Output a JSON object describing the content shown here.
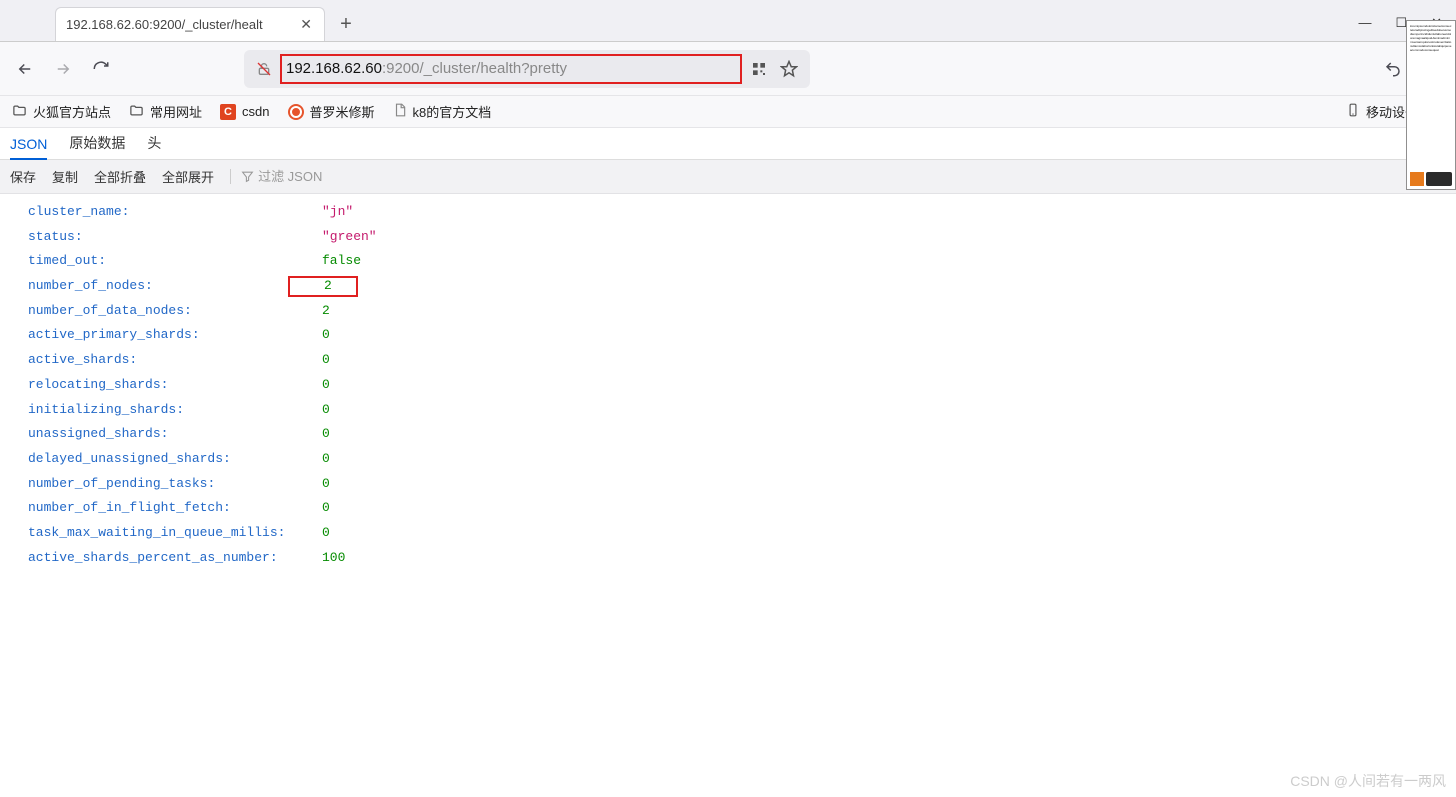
{
  "tab": {
    "title": "192.168.62.60:9200/_cluster/healt"
  },
  "url": {
    "host": "192.168.62.60",
    "rest": ":9200/_cluster/health?pretty"
  },
  "bookmarks": {
    "b1": "火狐官方站点",
    "b2": "常用网址",
    "b3": "csdn",
    "b4": "普罗米修斯",
    "b5": "k8的官方文档",
    "right": "移动设备上的"
  },
  "viewTabs": {
    "json": "JSON",
    "raw": "原始数据",
    "headers": "头"
  },
  "actions": {
    "save": "保存",
    "copy": "复制",
    "collapse": "全部折叠",
    "expand": "全部展开",
    "filterPlaceholder": "过滤 JSON"
  },
  "json": {
    "cluster_name": {
      "k": "cluster_name",
      "v": "\"jn\""
    },
    "status": {
      "k": "status",
      "v": "\"green\""
    },
    "timed_out": {
      "k": "timed_out",
      "v": "false"
    },
    "number_of_nodes": {
      "k": "number_of_nodes",
      "v": "2"
    },
    "number_of_data_nodes": {
      "k": "number_of_data_nodes",
      "v": "2"
    },
    "active_primary_shards": {
      "k": "active_primary_shards",
      "v": "0"
    },
    "active_shards": {
      "k": "active_shards",
      "v": "0"
    },
    "relocating_shards": {
      "k": "relocating_shards",
      "v": "0"
    },
    "initializing_shards": {
      "k": "initializing_shards",
      "v": "0"
    },
    "unassigned_shards": {
      "k": "unassigned_shards",
      "v": "0"
    },
    "delayed_unassigned_shards": {
      "k": "delayed_unassigned_shards",
      "v": "0"
    },
    "number_of_pending_tasks": {
      "k": "number_of_pending_tasks",
      "v": "0"
    },
    "number_of_in_flight_fetch": {
      "k": "number_of_in_flight_fetch",
      "v": "0"
    },
    "task_max_waiting_in_queue_millis": {
      "k": "task_max_waiting_in_queue_millis",
      "v": "0"
    },
    "active_shards_percent_as_number": {
      "k": "active_shards_percent_as_number",
      "v": "100"
    }
  },
  "watermark": "CSDN @人间若有一两风",
  "win": {
    "min": "—",
    "max": "☐",
    "close": "✕"
  }
}
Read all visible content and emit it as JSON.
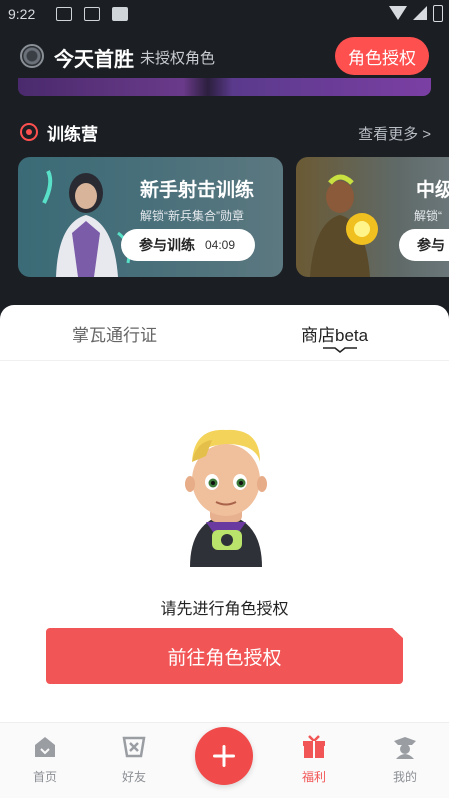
{
  "status_bar": {
    "time": "9:22"
  },
  "header": {
    "title": "今天首胜",
    "subtitle": "未授权角色",
    "auth_button": "角色授权"
  },
  "training": {
    "title": "训练营",
    "see_more": "查看更多 >",
    "cards": [
      {
        "title": "新手射击训练",
        "subtitle": "解锁“新兵集合”勋章",
        "button": "参与训练",
        "timer": "04:09"
      },
      {
        "title": "中级",
        "subtitle": "解锁“",
        "button": "参与"
      }
    ]
  },
  "sheet": {
    "tabs": [
      {
        "label": "掌瓦通行证"
      },
      {
        "label": "商店beta"
      }
    ],
    "active_tab": "商店beta",
    "empty_text": "请先进行角色授权",
    "go_button": "前往角色授权"
  },
  "bottom_nav": {
    "items": [
      {
        "label": "首页",
        "icon": "home-icon"
      },
      {
        "label": "好友",
        "icon": "friends-icon"
      },
      {
        "label": "福利",
        "icon": "gift-icon",
        "active": true
      },
      {
        "label": "我的",
        "icon": "profile-icon"
      }
    ],
    "center_icon": "plus-icon"
  },
  "colors": {
    "accent": "#f25555",
    "dark_bg": "#1b1f24"
  }
}
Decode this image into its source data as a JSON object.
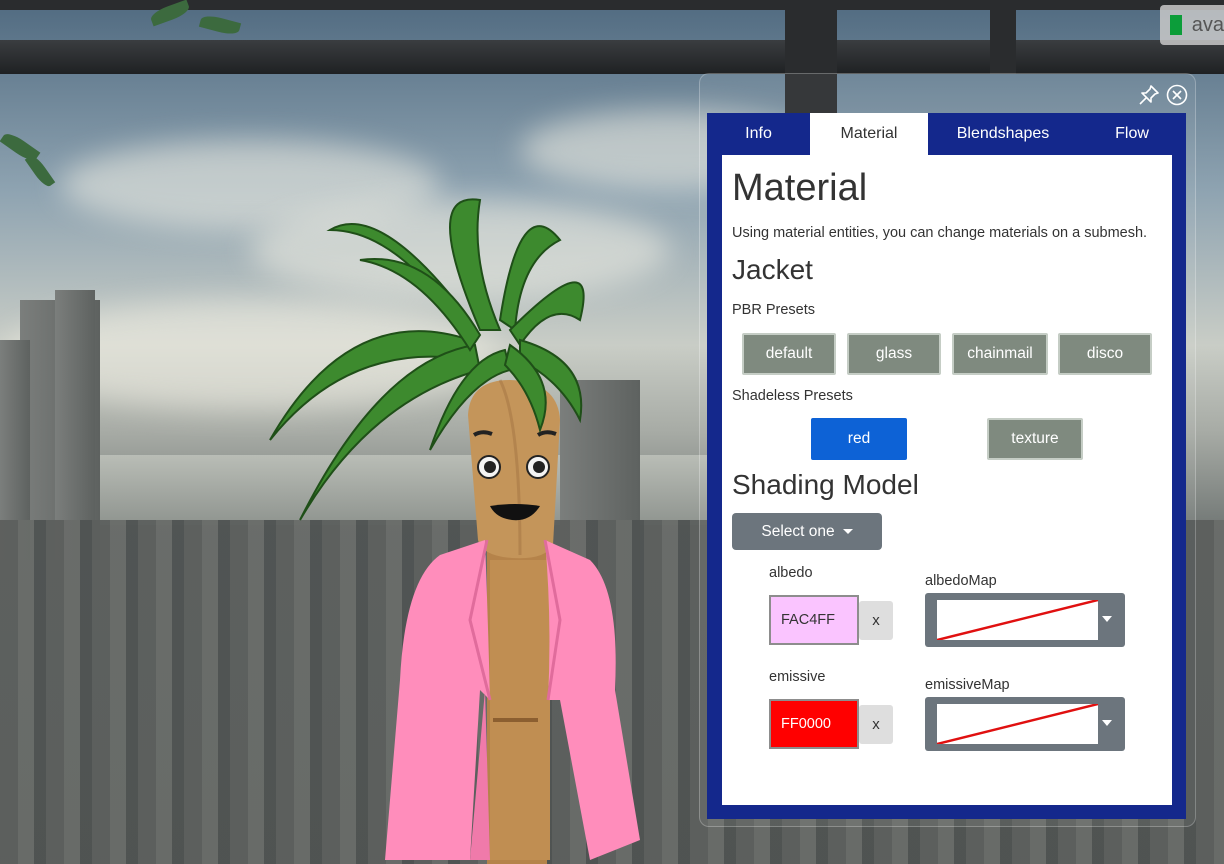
{
  "user_badge": {
    "name": "ava"
  },
  "tabs": [
    {
      "label": "Info"
    },
    {
      "label": "Material"
    },
    {
      "label": "Blendshapes"
    },
    {
      "label": "Flow"
    }
  ],
  "content": {
    "title": "Material",
    "description": "Using material entities, you can change materials on a submesh.",
    "section_title": "Jacket",
    "pbr_label": "PBR Presets",
    "pbr_presets": [
      "default",
      "glass",
      "chainmail",
      "disco"
    ],
    "shadeless_label": "Shadeless Presets",
    "shadeless_presets": [
      "red",
      "texture"
    ],
    "shading_title": "Shading Model",
    "shading_select": "Select one",
    "albedo": {
      "label": "albedo",
      "value": "FAC4FF",
      "color": "#FAC4FF",
      "clear": "x"
    },
    "albedo_map": {
      "label": "albedoMap"
    },
    "emissive": {
      "label": "emissive",
      "value": "FF0000",
      "color": "#FF0000",
      "clear": "x"
    },
    "emissive_map": {
      "label": "emissiveMap"
    }
  },
  "colors": {
    "panel_bg": "#14288c",
    "primary_button": "#0d62d6",
    "preset_button": "#7f8a7f",
    "jacket": "#ff8dbb"
  },
  "icons": {
    "pin": "pin-icon",
    "close": "close-icon"
  }
}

__Given problem__:
Retype all entries exactly as they appear, dropping the images.

__Task output__:
Output a JSON object describing the content shown here.
{
  "tab": {
    "title": "192.168.62.60:9200/_cluster/healt"
  },
  "url": {
    "host": "192.168.62.60",
    "rest": ":9200/_cluster/health?pretty"
  },
  "bookmarks": {
    "b1": "火狐官方站点",
    "b2": "常用网址",
    "b3": "csdn",
    "b4": "普罗米修斯",
    "b5": "k8的官方文档",
    "right": "移动设备上的"
  },
  "viewTabs": {
    "json": "JSON",
    "raw": "原始数据",
    "headers": "头"
  },
  "actions": {
    "save": "保存",
    "copy": "复制",
    "collapse": "全部折叠",
    "expand": "全部展开",
    "filterPlaceholder": "过滤 JSON"
  },
  "json": {
    "cluster_name": {
      "k": "cluster_name",
      "v": "\"jn\""
    },
    "status": {
      "k": "status",
      "v": "\"green\""
    },
    "timed_out": {
      "k": "timed_out",
      "v": "false"
    },
    "number_of_nodes": {
      "k": "number_of_nodes",
      "v": "2"
    },
    "number_of_data_nodes": {
      "k": "number_of_data_nodes",
      "v": "2"
    },
    "active_primary_shards": {
      "k": "active_primary_shards",
      "v": "0"
    },
    "active_shards": {
      "k": "active_shards",
      "v": "0"
    },
    "relocating_shards": {
      "k": "relocating_shards",
      "v": "0"
    },
    "initializing_shards": {
      "k": "initializing_shards",
      "v": "0"
    },
    "unassigned_shards": {
      "k": "unassigned_shards",
      "v": "0"
    },
    "delayed_unassigned_shards": {
      "k": "delayed_unassigned_shards",
      "v": "0"
    },
    "number_of_pending_tasks": {
      "k": "number_of_pending_tasks",
      "v": "0"
    },
    "number_of_in_flight_fetch": {
      "k": "number_of_in_flight_fetch",
      "v": "0"
    },
    "task_max_waiting_in_queue_millis": {
      "k": "task_max_waiting_in_queue_millis",
      "v": "0"
    },
    "active_shards_percent_as_number": {
      "k": "active_shards_percent_as_number",
      "v": "100"
    }
  },
  "watermark": "CSDN @人间若有一两风",
  "win": {
    "min": "—",
    "max": "☐",
    "close": "✕"
  }
}
Read all visible content and emit it as JSON.
{
  "status_bar": {
    "time": "9:22"
  },
  "header": {
    "title": "今天首胜",
    "subtitle": "未授权角色",
    "auth_button": "角色授权"
  },
  "training": {
    "title": "训练营",
    "see_more": "查看更多 >",
    "cards": [
      {
        "title": "新手射击训练",
        "subtitle": "解锁“新兵集合”勋章",
        "button": "参与训练",
        "timer": "04:09"
      },
      {
        "title": "中级",
        "subtitle": "解锁“",
        "button": "参与"
      }
    ]
  },
  "sheet": {
    "tabs": [
      {
        "label": "掌瓦通行证"
      },
      {
        "label": "商店beta"
      }
    ],
    "active_tab": "商店beta",
    "empty_text": "请先进行角色授权",
    "go_button": "前往角色授权"
  },
  "bottom_nav": {
    "items": [
      {
        "label": "首页",
        "icon": "home-icon"
      },
      {
        "label": "好友",
        "icon": "friends-icon"
      },
      {
        "label": "福利",
        "icon": "gift-icon",
        "active": true
      },
      {
        "label": "我的",
        "icon": "profile-icon"
      }
    ],
    "center_icon": "plus-icon"
  },
  "colors": {
    "accent": "#f25555",
    "dark_bg": "#1b1f24"
  }
}
Decode this image into its source data as a JSON object.
{
  "user_badge": {
    "name": "ava"
  },
  "tabs": [
    {
      "label": "Info"
    },
    {
      "label": "Material"
    },
    {
      "label": "Blendshapes"
    },
    {
      "label": "Flow"
    }
  ],
  "content": {
    "title": "Material",
    "description": "Using material entities, you can change materials on a submesh.",
    "section_title": "Jacket",
    "pbr_label": "PBR Presets",
    "pbr_presets": [
      "default",
      "glass",
      "chainmail",
      "disco"
    ],
    "shadeless_label": "Shadeless Presets",
    "shadeless_presets": [
      "red",
      "texture"
    ],
    "shading_title": "Shading Model",
    "shading_select": "Select one",
    "albedo": {
      "label": "albedo",
      "value": "FAC4FF",
      "color": "#FAC4FF",
      "clear": "x"
    },
    "albedo_map": {
      "label": "albedoMap"
    },
    "emissive": {
      "label": "emissive",
      "value": "FF0000",
      "color": "#FF0000",
      "clear": "x"
    },
    "emissive_map": {
      "label": "emissiveMap"
    }
  },
  "colors": {
    "panel_bg": "#14288c",
    "primary_button": "#0d62d6",
    "preset_button": "#7f8a7f",
    "jacket": "#ff8dbb"
  },
  "icons": {
    "pin": "pin-icon",
    "close": "close-icon"
  }
}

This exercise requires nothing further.